[Stored dataset items]
**********

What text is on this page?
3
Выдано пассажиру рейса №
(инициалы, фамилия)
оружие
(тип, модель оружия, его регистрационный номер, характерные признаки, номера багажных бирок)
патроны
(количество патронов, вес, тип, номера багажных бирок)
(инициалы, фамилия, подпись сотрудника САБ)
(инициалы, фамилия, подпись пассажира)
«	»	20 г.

**********

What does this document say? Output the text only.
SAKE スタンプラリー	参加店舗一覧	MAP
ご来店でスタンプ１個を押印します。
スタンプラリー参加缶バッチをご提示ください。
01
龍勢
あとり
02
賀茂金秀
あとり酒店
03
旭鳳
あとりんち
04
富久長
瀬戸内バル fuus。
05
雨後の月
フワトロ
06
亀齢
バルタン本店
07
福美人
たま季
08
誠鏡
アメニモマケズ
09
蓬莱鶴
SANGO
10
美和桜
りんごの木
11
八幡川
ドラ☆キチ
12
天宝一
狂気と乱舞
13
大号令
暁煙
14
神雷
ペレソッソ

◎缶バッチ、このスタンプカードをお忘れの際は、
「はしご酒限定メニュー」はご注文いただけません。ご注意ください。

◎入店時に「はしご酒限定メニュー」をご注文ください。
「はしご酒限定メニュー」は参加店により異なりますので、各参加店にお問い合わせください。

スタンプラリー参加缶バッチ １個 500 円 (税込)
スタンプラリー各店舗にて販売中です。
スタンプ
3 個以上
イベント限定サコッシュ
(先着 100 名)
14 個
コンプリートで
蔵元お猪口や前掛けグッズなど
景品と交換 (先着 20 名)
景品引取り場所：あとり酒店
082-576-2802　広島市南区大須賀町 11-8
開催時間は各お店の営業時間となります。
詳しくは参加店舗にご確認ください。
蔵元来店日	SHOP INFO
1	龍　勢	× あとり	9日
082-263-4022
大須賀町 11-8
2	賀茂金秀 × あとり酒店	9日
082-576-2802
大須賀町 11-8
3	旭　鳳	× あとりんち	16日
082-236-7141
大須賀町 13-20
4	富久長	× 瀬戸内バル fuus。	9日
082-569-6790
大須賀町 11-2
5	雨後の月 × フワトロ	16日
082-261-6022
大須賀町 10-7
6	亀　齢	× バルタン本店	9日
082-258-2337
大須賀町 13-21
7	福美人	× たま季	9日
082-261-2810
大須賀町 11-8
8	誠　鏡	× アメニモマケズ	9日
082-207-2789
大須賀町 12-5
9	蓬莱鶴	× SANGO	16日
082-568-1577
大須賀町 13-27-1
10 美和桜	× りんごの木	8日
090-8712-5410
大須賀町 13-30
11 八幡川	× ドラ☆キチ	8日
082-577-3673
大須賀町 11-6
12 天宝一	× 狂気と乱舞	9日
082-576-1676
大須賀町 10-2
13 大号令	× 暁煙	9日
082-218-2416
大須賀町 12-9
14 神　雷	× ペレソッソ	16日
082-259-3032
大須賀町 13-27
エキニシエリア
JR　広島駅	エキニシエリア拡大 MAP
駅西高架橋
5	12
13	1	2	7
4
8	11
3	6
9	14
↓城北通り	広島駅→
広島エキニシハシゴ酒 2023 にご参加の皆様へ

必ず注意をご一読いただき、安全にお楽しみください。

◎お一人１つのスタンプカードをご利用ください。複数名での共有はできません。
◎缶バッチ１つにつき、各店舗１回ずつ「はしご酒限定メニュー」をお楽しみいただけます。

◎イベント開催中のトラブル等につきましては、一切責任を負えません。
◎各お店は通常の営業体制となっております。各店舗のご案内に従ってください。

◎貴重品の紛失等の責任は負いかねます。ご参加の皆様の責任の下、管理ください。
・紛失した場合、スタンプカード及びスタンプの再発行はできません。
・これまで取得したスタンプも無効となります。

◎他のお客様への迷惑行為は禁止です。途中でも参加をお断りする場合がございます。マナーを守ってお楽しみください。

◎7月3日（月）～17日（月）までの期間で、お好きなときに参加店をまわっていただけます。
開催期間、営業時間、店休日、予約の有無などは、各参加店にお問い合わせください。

**********

_Short problem_
Looking at the entries above, state how many lines contain "номера"; give the number alone.

_Result of the exercise_
2